- **Task prompt**: Print each of the entries exactly, leaving nothing out.

— BEGIN Provided data —

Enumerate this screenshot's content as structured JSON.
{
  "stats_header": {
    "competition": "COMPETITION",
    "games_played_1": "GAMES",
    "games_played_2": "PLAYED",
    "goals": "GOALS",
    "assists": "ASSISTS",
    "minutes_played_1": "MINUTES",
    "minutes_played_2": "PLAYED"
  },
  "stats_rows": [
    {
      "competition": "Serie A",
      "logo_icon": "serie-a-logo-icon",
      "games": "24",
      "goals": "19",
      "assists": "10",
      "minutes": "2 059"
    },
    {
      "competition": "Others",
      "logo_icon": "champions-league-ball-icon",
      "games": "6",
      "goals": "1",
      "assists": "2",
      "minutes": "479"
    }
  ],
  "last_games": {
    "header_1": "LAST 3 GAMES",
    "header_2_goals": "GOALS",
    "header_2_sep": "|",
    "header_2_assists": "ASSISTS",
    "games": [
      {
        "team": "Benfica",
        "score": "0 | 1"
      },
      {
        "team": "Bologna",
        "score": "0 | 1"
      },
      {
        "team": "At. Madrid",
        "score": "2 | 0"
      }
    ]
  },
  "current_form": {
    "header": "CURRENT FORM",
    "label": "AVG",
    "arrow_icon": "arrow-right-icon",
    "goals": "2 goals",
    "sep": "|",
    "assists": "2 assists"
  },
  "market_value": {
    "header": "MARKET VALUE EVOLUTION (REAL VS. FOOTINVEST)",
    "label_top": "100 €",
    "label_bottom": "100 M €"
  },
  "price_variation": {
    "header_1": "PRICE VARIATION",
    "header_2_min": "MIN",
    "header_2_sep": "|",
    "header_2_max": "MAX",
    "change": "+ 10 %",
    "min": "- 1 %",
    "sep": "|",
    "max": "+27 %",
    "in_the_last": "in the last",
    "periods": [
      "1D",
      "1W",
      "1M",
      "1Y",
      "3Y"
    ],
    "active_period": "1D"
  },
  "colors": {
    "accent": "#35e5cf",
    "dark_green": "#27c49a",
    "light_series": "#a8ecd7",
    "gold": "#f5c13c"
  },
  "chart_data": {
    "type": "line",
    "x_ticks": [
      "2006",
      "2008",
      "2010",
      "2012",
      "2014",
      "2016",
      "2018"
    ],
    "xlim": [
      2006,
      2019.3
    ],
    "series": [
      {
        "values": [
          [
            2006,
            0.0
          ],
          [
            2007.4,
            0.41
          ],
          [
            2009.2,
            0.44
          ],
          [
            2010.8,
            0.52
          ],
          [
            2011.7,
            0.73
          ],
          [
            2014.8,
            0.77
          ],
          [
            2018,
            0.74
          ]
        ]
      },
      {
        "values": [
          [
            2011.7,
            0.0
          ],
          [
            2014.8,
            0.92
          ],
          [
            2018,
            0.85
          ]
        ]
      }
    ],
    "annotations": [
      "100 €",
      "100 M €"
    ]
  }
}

— END Provided data —

- **Task result**:
Enumerate this screenshot's content as structured JSON.
{
  "stats_header": {
    "competition": "COMPETITION",
    "games_played_1": "GAMES",
    "games_played_2": "PLAYED",
    "goals": "GOALS",
    "assists": "ASSISTS",
    "minutes_played_1": "MINUTES",
    "minutes_played_2": "PLAYED"
  },
  "stats_rows": [
    {
      "competition": "Serie A",
      "logo_icon": "serie-a-logo-icon",
      "games": "24",
      "goals": "19",
      "assists": "10",
      "minutes": "2 059"
    },
    {
      "competition": "Others",
      "logo_icon": "champions-league-ball-icon",
      "games": "6",
      "goals": "1",
      "assists": "2",
      "minutes": "479"
    }
  ],
  "last_games": {
    "header_1": "LAST 3 GAMES",
    "header_2_goals": "GOALS",
    "header_2_sep": "|",
    "header_2_assists": "ASSISTS",
    "games": [
      {
        "team": "Benfica",
        "score": "0 | 1"
      },
      {
        "team": "Bologna",
        "score": "0 | 1"
      },
      {
        "team": "At. Madrid",
        "score": "2 | 0"
      }
    ]
  },
  "current_form": {
    "header": "CURRENT FORM",
    "label": "AVG",
    "arrow_icon": "arrow-right-icon",
    "goals": "2 goals",
    "sep": "|",
    "assists": "2 assists"
  },
  "market_value": {
    "header": "MARKET VALUE EVOLUTION (REAL VS. FOOTINVEST)",
    "label_top": "100 €",
    "label_bottom": "100 M €"
  },
  "price_variation": {
    "header_1": "PRICE VARIATION",
    "header_2_min": "MIN",
    "header_2_sep": "|",
    "header_2_max": "MAX",
    "change": "+ 10 %",
    "min": "- 1 %",
    "sep": "|",
    "max": "+27 %",
    "in_the_last": "in the last",
    "periods": [
      "1D",
      "1W",
      "1M",
      "1Y",
      "3Y"
    ],
    "active_period": "1D"
  },
  "colors": {
    "accent": "#35e5cf",
    "dark_green": "#27c49a",
    "light_series": "#a8ecd7",
    "gold": "#f5c13c"
  },
  "chart_data": {
    "type": "line",
    "x_ticks": [
      "2006",
      "2008",
      "2010",
      "2012",
      "2014",
      "2016",
      "2018"
    ],
    "xlim": [
      2006,
      2019.3
    ],
    "series": [
      {
        "values": [
          [
            2006,
            0.0
          ],
          [
            2007.4,
            0.41
          ],
          [
            2009.2,
            0.44
          ],
          [
            2010.8,
            0.52
          ],
          [
            2011.7,
            0.73
          ],
          [
            2014.8,
            0.77
          ],
          [
            2018,
            0.74
          ]
        ]
      },
      {
        "values": [
          [
            2011.7,
            0.0
          ],
          [
            2014.8,
            0.92
          ],
          [
            2018,
            0.85
          ]
        ]
      }
    ],
    "annotations": [
      "100 €",
      "100 M €"
    ]
  }
}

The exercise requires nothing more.